» Stored rows
::::

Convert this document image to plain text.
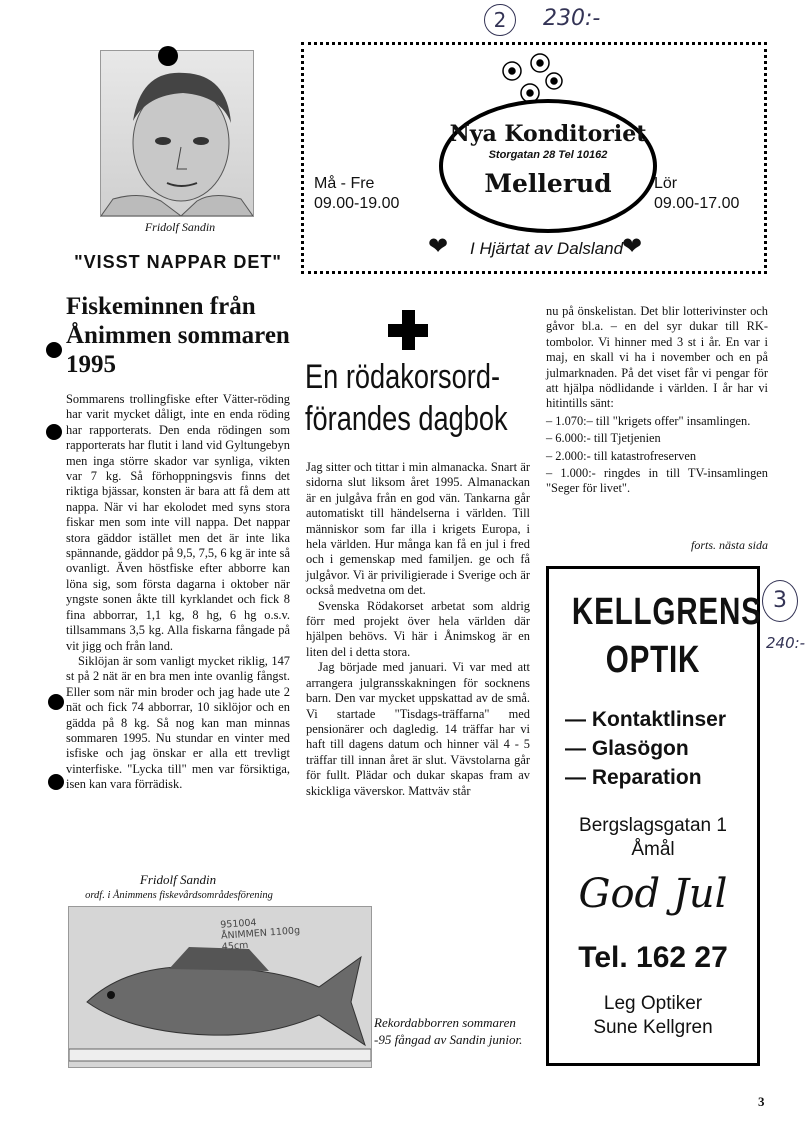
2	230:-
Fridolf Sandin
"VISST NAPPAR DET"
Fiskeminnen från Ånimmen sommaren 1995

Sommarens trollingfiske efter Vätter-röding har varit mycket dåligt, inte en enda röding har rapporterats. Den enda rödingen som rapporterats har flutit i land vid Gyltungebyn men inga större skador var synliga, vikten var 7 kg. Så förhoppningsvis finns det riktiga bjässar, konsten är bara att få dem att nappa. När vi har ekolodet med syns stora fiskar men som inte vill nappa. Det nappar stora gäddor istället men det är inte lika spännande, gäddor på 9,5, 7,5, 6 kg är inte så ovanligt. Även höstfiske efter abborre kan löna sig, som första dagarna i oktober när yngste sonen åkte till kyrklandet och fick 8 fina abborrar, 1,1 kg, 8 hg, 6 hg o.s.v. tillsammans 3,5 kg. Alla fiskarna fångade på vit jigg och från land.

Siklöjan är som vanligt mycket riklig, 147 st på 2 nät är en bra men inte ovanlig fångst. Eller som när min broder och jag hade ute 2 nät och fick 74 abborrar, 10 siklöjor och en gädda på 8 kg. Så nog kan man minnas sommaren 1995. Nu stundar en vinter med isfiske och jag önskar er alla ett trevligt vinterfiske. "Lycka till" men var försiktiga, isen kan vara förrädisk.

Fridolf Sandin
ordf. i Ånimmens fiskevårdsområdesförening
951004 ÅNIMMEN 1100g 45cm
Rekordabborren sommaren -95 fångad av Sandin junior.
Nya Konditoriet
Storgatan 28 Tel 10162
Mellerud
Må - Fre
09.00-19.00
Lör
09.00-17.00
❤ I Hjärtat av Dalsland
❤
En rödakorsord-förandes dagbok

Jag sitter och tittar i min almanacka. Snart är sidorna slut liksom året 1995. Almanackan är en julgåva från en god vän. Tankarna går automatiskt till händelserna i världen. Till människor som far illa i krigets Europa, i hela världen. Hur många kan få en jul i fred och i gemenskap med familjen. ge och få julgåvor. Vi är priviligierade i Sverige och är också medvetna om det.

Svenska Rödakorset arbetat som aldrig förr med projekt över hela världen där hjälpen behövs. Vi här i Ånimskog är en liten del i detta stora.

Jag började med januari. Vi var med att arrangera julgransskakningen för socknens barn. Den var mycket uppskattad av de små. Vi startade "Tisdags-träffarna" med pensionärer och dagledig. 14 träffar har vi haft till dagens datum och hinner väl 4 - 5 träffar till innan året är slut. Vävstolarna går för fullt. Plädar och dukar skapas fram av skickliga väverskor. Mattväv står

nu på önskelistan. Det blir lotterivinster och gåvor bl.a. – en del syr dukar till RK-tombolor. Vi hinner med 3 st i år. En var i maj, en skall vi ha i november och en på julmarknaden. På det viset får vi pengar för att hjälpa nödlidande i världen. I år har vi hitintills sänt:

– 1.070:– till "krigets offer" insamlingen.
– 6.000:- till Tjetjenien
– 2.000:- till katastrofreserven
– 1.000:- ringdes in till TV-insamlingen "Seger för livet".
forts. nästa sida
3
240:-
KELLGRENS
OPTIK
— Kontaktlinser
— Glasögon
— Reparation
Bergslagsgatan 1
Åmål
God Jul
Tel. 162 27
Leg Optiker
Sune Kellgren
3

::::

» Exercise prompt
Gather each line in these records that contains the string "världen".

» Exercise solution
Jag sitter och tittar i min almanacka. Snart är sidorna slut liksom året 1995. Almanackan är en julgåva från en god vän. Tankarna går automatiskt till händelserna i världen. Till människor som far illa i krigets Europa, i hela världen. Hur många kan få en jul i fred och i gemenskap med familjen. ge och få julgåvor. Vi är priviligierade i Sverige och är också medvetna om det.
Svenska Rödakorset arbetat som aldrig förr med projekt över hela världen där hjälpen behövs. Vi här i Ånimskog är en liten del i detta stora.
nu på önskelistan. Det blir lotterivinster och gåvor bl.a. – en del syr dukar till RK-tombolor. Vi hinner med 3 st i år. En var i maj, en skall vi ha i november och en på julmarknaden. På det viset får vi pengar för att hjälpa nödlidande i världen. I år har vi hitintills sänt:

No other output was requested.